All of the material should be reproduced exactly, with pictures left out.

(Dataset entries)
** START **
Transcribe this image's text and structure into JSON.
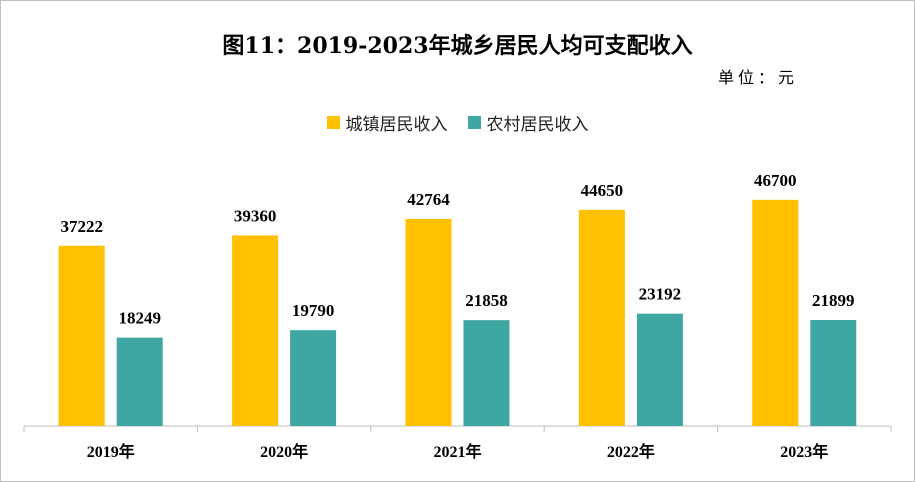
{
  "chart_data": {
    "type": "bar",
    "title": "图11：2019-2023年城乡居民人均可支配收入",
    "unit": "单位：元",
    "categories": [
      "2019年",
      "2020年",
      "2021年",
      "2022年",
      "2023年"
    ],
    "series": [
      {
        "name": "城镇居民收入",
        "color": "#FFC000",
        "values": [
          37222,
          39360,
          42764,
          44650,
          46700
        ]
      },
      {
        "name": "农村居民收入",
        "color": "#3FA7A1",
        "values": [
          18249,
          19790,
          21858,
          23192,
          21899
        ]
      }
    ],
    "ylim": [
      0,
      57000
    ],
    "grid": false,
    "legend_position": "top"
  }
}
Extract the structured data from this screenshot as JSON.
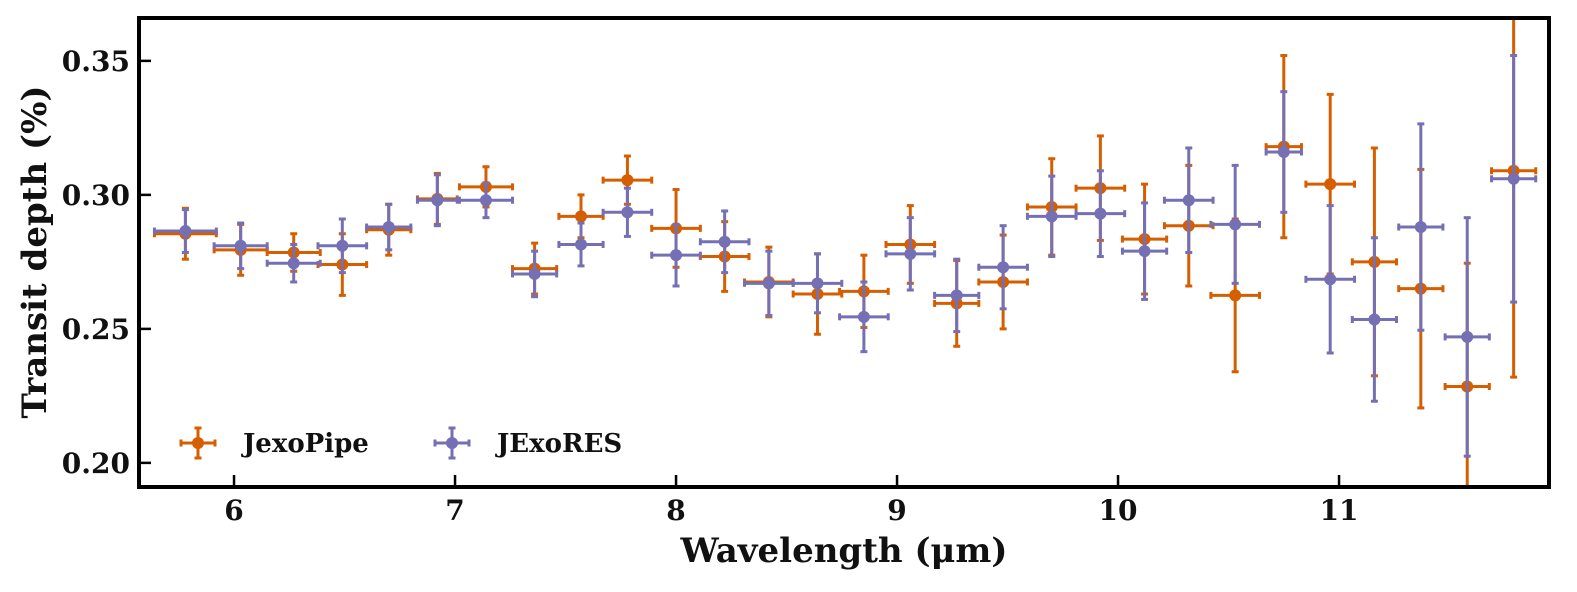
** END **
TASK OUTPUT:
Transcribe this image's text and structure into JSON.
{
  "chart_data": {
    "type": "bar",
    "title": "图11：2019-2023年城乡居民人均可支配收入",
    "unit": "单位：元",
    "categories": [
      "2019年",
      "2020年",
      "2021年",
      "2022年",
      "2023年"
    ],
    "series": [
      {
        "name": "城镇居民收入",
        "color": "#FFC000",
        "values": [
          37222,
          39360,
          42764,
          44650,
          46700
        ]
      },
      {
        "name": "农村居民收入",
        "color": "#3FA7A1",
        "values": [
          18249,
          19790,
          21858,
          23192,
          21899
        ]
      }
    ],
    "ylim": [
      0,
      57000
    ],
    "grid": false,
    "legend_position": "top"
  }
}
Extract the structured data from this screenshot as JSON.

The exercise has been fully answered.